SOURCE EXTRACT:
Re: any shortcuts to doc to ascii?

2010-05-28 Thread Bob Hall
On Thu, May 27, 2010 at 10:53:39PM -0700, Gary Kline wrote:
> On Thursday 27 May 2010 05:18:07 pm Bob Hall wrote:
> > On Thu, May 27, 2010 at 04:36:08PM -0700, Gary Kline wrote:
> > >   ps: antiword same as catdoc.  back to my per substitutions.
> > >   that works, along with vi's Builtin subs.
> > 
> > Have you considered using whatever replaces the most special characters,
> > and fixing the few characters that remain with sed?
> 
> exactly!!!

Another possibility, if you haven't considered it, is using sed to
convert everything. If you know all the characters that need to be
swapped out, you can write a sed script that will do it for you in one
pass. If you don't know sed, creating the script may be a PITA, but
you'll only have to do it once, and then you can reuse the script
whenever needed.

As I recall, the hard part is figuring out how to represent the special
characters in sed. It's been a few years since I used sed on doc files,
but I recall that the character codes that displayed on my screen were
not the codes that I needed to use in sed scripts.
___
freebsd-questions@freebsd.org mailing list
http://lists.freebsd.org/mailman/listinfo/freebsd-questions
To unsubscribe, send any mail to "freebsd-questions-unsubscr...@freebsd.org"


Re: any shortcuts to doc to ascii?

2010-05-28 Thread Polytropon
On Thu, 27 May 2010 16:36:08 -0700, Gary Kline  wrote:
>   i don't see any ascii suffix [for OOo].  i saved as .txt.

This should be right. The .txt extension refers to ASCII text,
at least in standard-compliant operating systems.



>   same krap.  the \x94, x9d, \x9c...  same with catdoc.  i'll
>   try antiword.  [forgot about that.  ]

This makes me believe that the original DOC file has been created
with a wrong character set or language setting. "Windows" - as far
as I know - does not use standard locales such as all other systems
do, but uses an arbitrary setting.

Another idea may be that the character that you think should be
an apostrophe isn't an apostrophe. I often do see this in german
texts with misplaces apostrophes that are in fact accent grave
or accent acute, or a character from UTF-8 that just looks like
an apostrophe. For example, if the original document contains

We don`t

and this ` is not a real ', then conversion tools will of course
use the "escape notation" for this unknown character. Other
characters that may lead to such "escape notation" replacements
can be quotation marks (usually typographical ones), ellipsis
and hyphens.

I know I'm saying this too often, but you wouldn't have such
problems with LaTeX. :-)



> > I'm not sure in how far conflicting codepages may be involved.
> > It is known that "Windows" does have problems supporting standards,
> > and this applies to character sets and language variations, too.
> > 
> 
>   your words could be emblazoned in 24k gold on some Monument
>   of Truth.

SUPPLIED DATA:

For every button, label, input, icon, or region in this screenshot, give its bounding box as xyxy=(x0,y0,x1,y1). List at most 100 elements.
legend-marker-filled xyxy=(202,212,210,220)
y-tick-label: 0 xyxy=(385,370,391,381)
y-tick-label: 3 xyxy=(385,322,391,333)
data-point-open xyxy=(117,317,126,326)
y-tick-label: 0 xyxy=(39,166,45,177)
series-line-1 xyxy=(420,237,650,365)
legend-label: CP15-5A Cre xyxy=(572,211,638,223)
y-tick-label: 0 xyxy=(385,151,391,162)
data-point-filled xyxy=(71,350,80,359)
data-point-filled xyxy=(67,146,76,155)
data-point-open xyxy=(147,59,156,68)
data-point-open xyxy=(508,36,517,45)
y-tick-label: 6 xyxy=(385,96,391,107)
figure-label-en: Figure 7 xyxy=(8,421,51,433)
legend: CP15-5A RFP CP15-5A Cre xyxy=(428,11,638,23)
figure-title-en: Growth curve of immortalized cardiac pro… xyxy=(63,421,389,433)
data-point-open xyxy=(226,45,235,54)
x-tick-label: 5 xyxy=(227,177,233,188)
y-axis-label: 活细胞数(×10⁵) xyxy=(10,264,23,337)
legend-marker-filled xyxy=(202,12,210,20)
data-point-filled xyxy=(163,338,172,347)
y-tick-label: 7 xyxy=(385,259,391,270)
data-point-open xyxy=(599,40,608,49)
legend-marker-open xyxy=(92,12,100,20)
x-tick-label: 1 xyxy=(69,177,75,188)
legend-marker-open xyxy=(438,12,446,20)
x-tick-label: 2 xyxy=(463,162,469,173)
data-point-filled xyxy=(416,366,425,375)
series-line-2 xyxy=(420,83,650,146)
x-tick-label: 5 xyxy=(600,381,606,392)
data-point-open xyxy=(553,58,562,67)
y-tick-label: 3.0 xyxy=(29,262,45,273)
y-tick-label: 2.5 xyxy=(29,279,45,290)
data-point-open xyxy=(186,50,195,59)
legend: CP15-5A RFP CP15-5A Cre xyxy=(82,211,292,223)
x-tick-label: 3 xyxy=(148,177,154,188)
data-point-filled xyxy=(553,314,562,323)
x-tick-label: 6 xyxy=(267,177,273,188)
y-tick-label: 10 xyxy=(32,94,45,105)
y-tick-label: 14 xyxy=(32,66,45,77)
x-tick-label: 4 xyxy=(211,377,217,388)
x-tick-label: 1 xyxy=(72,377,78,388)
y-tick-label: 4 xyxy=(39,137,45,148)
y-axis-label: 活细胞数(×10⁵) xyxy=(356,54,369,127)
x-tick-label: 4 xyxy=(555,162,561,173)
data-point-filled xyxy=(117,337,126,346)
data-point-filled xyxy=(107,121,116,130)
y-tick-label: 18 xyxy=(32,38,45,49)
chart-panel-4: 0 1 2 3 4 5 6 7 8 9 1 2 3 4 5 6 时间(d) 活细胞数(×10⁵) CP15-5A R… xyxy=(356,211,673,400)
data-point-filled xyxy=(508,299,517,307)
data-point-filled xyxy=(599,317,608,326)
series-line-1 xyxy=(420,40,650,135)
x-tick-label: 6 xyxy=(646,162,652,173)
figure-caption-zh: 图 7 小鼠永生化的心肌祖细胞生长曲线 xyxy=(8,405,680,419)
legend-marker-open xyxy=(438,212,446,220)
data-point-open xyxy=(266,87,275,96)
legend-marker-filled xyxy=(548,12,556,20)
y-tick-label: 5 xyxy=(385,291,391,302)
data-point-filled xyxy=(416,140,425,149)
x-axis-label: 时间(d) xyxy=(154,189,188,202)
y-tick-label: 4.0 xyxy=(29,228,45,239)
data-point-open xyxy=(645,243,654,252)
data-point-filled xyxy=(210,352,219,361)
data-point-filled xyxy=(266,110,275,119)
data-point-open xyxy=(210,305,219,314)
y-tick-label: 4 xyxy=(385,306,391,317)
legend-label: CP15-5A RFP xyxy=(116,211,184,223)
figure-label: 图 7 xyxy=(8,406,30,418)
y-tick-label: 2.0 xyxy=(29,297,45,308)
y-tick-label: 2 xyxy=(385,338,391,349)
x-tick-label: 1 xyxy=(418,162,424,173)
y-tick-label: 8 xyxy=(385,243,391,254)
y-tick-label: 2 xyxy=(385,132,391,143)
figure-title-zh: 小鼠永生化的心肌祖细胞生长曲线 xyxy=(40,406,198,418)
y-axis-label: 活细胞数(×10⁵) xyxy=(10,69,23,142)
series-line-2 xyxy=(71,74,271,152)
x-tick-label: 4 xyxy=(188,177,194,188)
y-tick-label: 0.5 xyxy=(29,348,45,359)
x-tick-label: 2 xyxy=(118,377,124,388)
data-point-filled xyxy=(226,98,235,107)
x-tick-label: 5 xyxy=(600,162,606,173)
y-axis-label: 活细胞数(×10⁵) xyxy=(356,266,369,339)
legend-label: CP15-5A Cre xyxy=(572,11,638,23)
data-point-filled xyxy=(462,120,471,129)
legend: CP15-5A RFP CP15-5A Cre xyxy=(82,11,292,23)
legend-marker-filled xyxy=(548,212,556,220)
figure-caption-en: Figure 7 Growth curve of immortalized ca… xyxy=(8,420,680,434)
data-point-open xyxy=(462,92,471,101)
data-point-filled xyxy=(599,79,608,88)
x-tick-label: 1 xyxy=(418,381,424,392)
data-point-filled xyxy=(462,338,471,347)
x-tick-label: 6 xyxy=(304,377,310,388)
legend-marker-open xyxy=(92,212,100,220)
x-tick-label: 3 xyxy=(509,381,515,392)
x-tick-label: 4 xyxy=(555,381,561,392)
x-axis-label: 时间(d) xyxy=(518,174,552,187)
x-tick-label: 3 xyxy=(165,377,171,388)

EXERCISE TASK 1: How would you render this sentence from the mailing-list thread in Spanish: "The .txt extension refers to ASCII text, at least in standard-compliant operating systems."?
EXERCISE TASK 2: Can you reproduce the records from their first line through the line containing "data-point-open xyxy=(147,59,156,68)", with both of those lines included?

CORRECT RESULT 1: La extensión .txt se refiere a texto ASCII, al menos en los sistemas operativos que cumplen con los estándares.

CORRECT RESULT 2:
For every button, label, input, icon, or region in this screenshot, give its bounding box as xyxy=(x0,y0,x1,y1). List at most 100 elements.
legend-marker-filled xyxy=(202,212,210,220)
y-tick-label: 0 xyxy=(385,370,391,381)
y-tick-label: 3 xyxy=(385,322,391,333)
data-point-open xyxy=(117,317,126,326)
y-tick-label: 0 xyxy=(39,166,45,177)
series-line-1 xyxy=(420,237,650,365)
legend-label: CP15-5A Cre xyxy=(572,211,638,223)
y-tick-label: 0 xyxy=(385,151,391,162)
data-point-filled xyxy=(71,350,80,359)
data-point-filled xyxy=(67,146,76,155)
data-point-open xyxy=(147,59,156,68)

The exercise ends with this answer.